* **Assignment**
Find the string "kaya" in the material. Copy every line that has it.
——
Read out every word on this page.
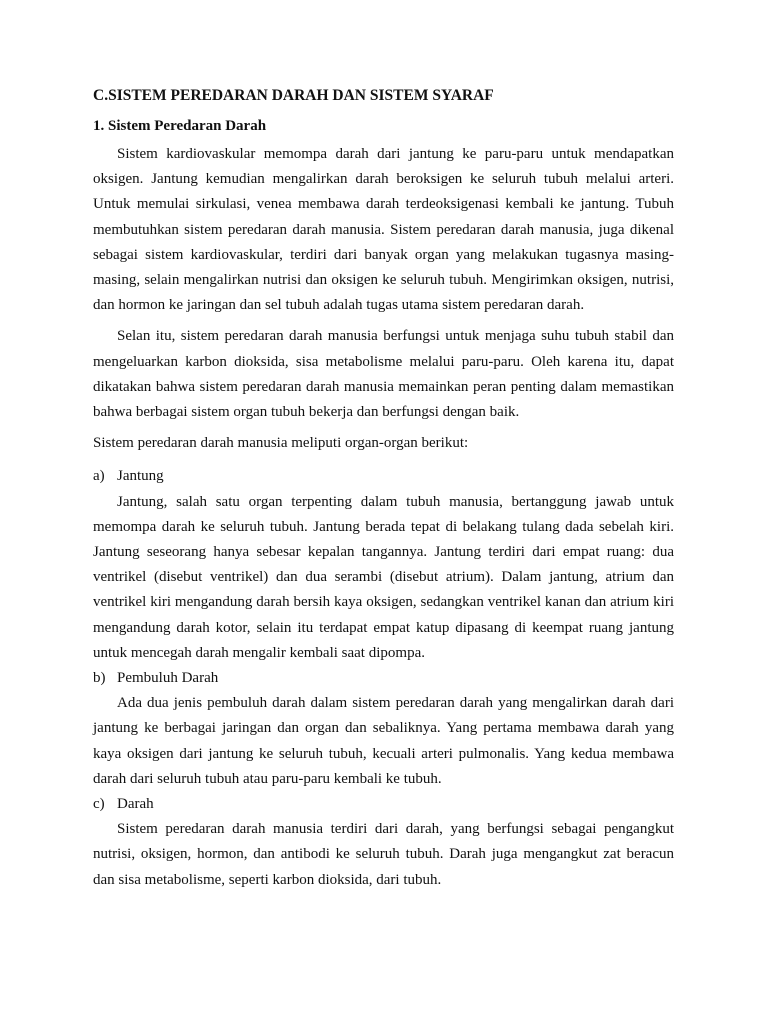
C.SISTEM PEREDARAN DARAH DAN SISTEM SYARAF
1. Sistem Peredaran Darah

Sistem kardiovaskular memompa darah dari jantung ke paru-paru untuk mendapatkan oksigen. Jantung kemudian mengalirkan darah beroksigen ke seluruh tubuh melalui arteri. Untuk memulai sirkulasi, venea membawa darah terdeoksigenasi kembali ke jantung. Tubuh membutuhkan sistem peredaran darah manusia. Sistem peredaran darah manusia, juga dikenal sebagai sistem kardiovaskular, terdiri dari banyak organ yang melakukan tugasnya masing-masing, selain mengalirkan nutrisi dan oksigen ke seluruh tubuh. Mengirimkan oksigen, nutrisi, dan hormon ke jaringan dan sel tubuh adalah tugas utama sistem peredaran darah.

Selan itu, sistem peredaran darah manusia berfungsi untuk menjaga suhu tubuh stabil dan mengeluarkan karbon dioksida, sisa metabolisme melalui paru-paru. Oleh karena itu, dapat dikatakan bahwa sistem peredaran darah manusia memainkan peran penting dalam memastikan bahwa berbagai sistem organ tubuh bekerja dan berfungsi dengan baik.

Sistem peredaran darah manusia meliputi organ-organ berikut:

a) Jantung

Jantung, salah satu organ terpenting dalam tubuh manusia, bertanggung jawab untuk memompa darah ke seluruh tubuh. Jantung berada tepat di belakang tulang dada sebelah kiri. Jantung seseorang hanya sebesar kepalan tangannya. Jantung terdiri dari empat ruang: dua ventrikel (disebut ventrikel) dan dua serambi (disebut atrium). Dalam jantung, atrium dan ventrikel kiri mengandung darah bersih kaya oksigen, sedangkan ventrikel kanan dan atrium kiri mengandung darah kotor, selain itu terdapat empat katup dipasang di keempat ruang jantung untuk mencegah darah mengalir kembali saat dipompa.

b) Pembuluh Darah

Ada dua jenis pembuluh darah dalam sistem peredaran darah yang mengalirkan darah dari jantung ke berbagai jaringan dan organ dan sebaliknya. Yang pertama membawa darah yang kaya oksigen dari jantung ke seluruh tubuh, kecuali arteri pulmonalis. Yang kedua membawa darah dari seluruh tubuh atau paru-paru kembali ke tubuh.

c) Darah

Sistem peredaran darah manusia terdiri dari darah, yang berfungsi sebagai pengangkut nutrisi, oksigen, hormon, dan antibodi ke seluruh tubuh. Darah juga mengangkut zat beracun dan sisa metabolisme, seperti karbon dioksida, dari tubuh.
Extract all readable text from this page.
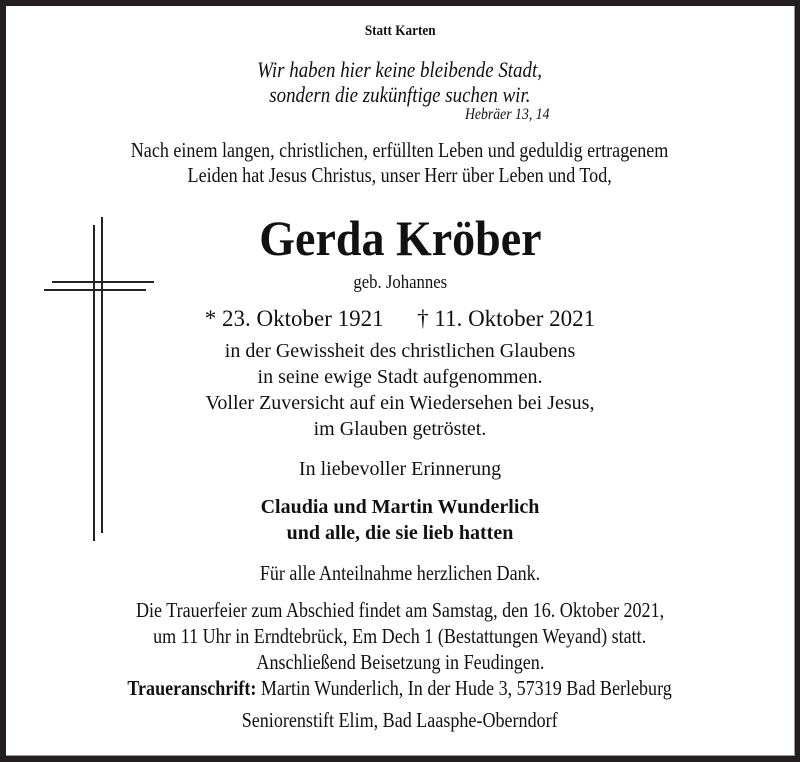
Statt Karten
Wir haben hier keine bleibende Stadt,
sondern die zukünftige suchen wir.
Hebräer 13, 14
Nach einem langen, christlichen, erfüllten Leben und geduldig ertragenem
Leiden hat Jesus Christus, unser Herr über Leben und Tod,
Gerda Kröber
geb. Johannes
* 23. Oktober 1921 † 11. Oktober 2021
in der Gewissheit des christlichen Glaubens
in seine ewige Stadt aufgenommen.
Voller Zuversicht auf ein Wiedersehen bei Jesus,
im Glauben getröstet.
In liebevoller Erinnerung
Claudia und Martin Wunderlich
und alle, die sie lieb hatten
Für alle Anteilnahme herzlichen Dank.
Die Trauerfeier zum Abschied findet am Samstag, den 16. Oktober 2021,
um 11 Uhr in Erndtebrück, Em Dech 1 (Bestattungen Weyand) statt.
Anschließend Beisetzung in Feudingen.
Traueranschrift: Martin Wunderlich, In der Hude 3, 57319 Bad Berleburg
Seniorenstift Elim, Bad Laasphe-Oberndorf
——
* **Result for this exercise**
Jantung, salah satu organ terpenting dalam tubuh manusia, bertanggung jawab untuk memompa darah ke seluruh tubuh. Jantung berada tepat di belakang tulang dada sebelah kiri. Jantung seseorang hanya sebesar kepalan tangannya. Jantung terdiri dari empat ruang: dua ventrikel (disebut ventrikel) dan dua serambi (disebut atrium). Dalam jantung, atrium dan ventrikel kiri mengandung darah bersih kaya oksigen, sedangkan ventrikel kanan dan atrium kiri mengandung darah kotor, selain itu terdapat empat katup dipasang di keempat ruang jantung untuk mencegah darah mengalir kembali saat dipompa.
Ada dua jenis pembuluh darah dalam sistem peredaran darah yang mengalirkan darah dari jantung ke berbagai jaringan dan organ dan sebaliknya. Yang pertama membawa darah yang kaya oksigen dari jantung ke seluruh tubuh, kecuali arteri pulmonalis. Yang kedua membawa darah dari seluruh tubuh atau paru-paru kembali ke tubuh.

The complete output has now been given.